>>>>

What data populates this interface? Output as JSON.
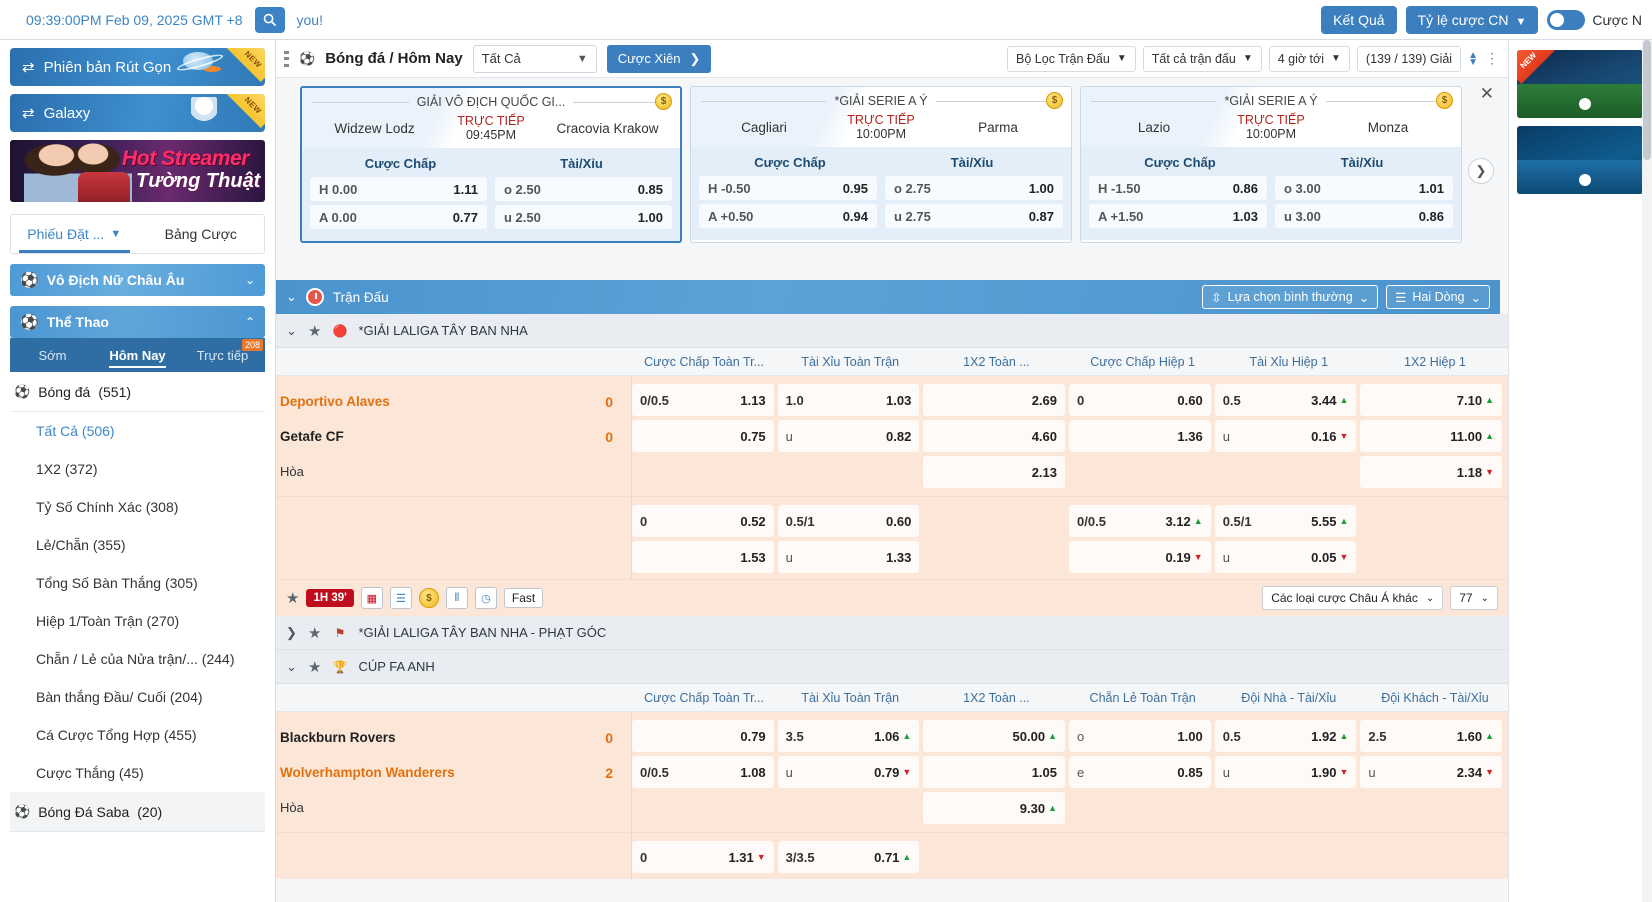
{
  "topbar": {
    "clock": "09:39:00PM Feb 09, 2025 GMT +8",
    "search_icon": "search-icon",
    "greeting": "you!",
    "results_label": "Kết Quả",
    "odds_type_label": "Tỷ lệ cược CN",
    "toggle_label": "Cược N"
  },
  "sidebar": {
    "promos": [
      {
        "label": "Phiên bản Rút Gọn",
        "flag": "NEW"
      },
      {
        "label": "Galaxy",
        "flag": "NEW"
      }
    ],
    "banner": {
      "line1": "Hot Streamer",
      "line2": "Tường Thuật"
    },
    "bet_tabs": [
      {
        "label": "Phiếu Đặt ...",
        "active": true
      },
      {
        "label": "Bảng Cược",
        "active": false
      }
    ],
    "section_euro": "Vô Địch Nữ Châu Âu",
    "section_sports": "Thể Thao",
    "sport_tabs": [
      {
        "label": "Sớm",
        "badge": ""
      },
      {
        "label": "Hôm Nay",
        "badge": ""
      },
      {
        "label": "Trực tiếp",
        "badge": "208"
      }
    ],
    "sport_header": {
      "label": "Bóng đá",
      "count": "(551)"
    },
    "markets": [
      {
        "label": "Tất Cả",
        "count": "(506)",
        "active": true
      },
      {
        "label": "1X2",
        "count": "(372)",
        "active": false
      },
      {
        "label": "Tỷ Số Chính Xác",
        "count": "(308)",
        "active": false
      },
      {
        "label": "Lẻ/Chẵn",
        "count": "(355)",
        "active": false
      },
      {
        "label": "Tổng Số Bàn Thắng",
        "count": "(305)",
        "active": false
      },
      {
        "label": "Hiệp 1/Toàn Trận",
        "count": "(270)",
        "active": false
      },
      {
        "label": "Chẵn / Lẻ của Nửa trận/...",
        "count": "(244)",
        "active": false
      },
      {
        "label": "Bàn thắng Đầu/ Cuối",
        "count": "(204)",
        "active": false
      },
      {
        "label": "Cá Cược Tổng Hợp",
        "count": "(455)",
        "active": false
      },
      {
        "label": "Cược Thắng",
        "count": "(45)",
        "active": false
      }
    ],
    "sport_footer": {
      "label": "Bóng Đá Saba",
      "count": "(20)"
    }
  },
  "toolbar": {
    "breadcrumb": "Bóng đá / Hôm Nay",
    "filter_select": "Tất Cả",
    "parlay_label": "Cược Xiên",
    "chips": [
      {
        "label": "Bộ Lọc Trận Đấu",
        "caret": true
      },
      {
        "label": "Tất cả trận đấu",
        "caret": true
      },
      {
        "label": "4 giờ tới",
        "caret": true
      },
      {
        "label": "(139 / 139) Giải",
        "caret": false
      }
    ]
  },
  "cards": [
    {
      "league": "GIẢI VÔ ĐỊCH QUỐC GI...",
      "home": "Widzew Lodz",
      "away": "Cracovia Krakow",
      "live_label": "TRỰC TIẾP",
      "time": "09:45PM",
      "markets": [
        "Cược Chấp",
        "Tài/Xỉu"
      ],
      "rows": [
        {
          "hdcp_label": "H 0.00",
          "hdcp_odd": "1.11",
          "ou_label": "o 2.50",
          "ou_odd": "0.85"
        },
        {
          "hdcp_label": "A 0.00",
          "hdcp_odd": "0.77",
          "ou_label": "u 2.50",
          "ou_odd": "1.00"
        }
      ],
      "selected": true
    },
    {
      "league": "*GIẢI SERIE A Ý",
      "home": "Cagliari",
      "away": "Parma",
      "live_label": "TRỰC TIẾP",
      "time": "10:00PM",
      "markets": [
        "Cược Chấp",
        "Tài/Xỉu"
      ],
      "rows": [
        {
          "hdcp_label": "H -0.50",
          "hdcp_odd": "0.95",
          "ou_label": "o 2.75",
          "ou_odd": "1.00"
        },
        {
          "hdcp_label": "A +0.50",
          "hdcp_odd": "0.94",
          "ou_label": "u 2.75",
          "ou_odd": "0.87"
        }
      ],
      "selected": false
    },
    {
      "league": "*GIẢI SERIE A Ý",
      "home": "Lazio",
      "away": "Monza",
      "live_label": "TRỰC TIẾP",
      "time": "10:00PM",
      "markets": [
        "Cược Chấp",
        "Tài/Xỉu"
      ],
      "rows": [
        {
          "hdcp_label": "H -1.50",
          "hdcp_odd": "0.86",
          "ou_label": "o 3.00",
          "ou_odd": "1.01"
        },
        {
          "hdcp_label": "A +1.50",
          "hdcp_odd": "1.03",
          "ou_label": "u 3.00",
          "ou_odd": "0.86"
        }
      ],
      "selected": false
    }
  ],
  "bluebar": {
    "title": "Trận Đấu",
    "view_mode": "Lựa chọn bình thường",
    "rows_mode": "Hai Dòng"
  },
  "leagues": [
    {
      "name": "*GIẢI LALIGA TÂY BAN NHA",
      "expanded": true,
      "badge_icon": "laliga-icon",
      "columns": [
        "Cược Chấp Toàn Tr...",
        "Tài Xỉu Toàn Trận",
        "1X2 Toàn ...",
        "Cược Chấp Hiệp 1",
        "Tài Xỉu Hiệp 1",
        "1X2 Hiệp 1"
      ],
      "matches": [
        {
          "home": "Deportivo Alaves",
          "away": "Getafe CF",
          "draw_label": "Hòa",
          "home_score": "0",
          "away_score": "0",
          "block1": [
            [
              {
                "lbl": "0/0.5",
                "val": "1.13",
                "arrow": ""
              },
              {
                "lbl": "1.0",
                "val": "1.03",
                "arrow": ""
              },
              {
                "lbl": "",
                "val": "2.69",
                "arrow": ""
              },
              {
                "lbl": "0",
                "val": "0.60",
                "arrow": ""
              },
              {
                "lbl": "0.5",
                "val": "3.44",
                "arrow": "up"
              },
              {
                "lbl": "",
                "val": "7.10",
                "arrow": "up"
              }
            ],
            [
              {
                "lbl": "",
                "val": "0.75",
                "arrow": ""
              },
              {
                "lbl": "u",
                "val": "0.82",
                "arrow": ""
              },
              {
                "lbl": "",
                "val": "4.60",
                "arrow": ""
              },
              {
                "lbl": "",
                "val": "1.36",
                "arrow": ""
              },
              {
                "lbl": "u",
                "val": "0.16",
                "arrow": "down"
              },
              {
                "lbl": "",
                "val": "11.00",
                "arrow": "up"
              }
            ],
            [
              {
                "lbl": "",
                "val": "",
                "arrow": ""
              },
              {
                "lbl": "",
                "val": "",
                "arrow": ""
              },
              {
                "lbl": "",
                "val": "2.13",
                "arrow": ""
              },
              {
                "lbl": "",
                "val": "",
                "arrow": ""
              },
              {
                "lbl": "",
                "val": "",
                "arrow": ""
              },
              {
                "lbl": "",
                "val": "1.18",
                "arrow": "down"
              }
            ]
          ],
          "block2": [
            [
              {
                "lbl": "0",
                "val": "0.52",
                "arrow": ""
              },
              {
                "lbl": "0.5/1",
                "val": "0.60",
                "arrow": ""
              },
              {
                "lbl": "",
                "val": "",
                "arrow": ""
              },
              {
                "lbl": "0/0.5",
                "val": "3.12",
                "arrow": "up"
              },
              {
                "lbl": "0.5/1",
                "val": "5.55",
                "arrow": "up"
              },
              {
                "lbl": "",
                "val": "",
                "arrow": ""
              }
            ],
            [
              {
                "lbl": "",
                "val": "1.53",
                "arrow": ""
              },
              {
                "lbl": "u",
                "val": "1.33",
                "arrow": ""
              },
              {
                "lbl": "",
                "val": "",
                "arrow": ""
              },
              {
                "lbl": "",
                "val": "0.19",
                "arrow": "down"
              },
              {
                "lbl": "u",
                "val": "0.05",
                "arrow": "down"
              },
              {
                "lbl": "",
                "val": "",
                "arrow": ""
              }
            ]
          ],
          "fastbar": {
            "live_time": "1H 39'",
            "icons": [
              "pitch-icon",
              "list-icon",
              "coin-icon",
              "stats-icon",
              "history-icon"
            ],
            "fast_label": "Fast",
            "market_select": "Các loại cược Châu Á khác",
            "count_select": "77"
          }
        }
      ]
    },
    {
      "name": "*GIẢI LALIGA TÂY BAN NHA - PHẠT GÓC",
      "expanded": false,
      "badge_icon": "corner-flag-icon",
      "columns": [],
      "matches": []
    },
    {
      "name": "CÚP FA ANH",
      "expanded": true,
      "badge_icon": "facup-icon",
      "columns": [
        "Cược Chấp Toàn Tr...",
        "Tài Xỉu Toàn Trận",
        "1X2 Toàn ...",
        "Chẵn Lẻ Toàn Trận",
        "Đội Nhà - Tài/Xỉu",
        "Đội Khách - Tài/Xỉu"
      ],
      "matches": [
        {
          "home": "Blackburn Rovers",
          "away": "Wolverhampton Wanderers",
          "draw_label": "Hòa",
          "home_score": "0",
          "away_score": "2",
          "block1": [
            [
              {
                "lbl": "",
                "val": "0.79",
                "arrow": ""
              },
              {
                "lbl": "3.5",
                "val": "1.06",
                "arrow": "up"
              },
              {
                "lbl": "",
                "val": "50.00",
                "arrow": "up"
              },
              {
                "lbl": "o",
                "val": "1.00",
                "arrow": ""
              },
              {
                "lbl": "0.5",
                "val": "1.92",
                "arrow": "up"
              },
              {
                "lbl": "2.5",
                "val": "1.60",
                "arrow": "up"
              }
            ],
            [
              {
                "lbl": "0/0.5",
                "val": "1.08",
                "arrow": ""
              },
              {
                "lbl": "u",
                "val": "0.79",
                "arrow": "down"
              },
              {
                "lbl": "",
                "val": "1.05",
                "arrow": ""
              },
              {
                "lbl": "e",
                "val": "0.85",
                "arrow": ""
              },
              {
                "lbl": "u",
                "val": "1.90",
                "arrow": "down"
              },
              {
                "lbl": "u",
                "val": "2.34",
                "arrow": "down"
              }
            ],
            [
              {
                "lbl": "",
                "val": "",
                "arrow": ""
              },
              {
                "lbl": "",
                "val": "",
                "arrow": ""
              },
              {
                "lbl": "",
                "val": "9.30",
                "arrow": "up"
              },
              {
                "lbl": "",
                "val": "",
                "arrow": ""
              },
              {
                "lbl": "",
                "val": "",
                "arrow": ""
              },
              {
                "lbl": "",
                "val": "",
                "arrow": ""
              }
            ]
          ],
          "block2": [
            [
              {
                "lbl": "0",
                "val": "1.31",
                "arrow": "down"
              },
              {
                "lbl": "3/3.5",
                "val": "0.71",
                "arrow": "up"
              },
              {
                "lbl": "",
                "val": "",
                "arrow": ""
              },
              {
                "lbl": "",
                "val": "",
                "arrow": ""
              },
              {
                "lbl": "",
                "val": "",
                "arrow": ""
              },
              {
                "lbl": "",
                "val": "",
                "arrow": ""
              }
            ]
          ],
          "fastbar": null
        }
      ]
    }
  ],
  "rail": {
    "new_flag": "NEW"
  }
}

<<<<
>>>>

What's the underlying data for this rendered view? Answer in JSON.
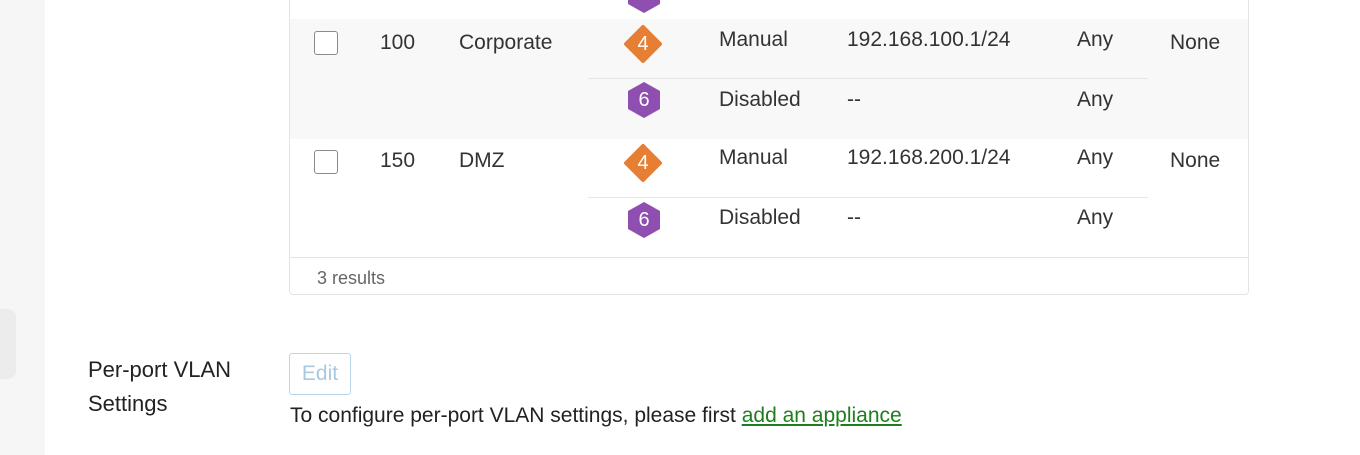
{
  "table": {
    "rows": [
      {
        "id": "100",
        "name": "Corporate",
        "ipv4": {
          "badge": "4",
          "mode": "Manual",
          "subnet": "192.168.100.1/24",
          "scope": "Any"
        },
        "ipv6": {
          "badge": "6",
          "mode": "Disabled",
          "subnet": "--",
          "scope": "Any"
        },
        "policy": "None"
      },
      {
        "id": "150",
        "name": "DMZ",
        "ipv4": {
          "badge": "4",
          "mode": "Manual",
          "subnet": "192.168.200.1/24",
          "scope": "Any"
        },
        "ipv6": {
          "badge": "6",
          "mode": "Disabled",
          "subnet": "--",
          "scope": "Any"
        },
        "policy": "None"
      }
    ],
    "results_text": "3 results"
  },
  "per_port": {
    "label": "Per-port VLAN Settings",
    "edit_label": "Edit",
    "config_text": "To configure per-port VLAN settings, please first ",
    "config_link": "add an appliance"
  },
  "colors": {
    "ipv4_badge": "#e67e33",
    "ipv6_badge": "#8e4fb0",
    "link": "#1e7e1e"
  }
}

<<<<
>>>>

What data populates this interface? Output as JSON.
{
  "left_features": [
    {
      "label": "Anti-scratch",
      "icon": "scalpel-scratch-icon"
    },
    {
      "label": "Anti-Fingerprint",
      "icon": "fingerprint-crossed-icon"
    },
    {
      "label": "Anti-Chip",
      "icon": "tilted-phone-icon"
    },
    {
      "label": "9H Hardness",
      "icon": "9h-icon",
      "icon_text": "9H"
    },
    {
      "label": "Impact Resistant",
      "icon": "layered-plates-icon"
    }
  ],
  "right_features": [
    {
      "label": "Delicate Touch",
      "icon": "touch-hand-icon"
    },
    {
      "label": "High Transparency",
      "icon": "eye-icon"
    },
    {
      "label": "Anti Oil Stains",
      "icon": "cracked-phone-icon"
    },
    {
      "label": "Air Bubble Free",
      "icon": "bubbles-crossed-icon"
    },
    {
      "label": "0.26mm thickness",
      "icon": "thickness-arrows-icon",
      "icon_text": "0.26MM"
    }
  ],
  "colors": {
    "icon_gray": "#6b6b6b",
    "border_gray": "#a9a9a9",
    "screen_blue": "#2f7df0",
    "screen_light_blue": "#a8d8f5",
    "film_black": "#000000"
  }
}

<<<<

▶ WHAT IS NEEDED: State the count of lines in the data holding the word "thickness", adding nothing to it.

▶ EXERCISE OUTPUT: 2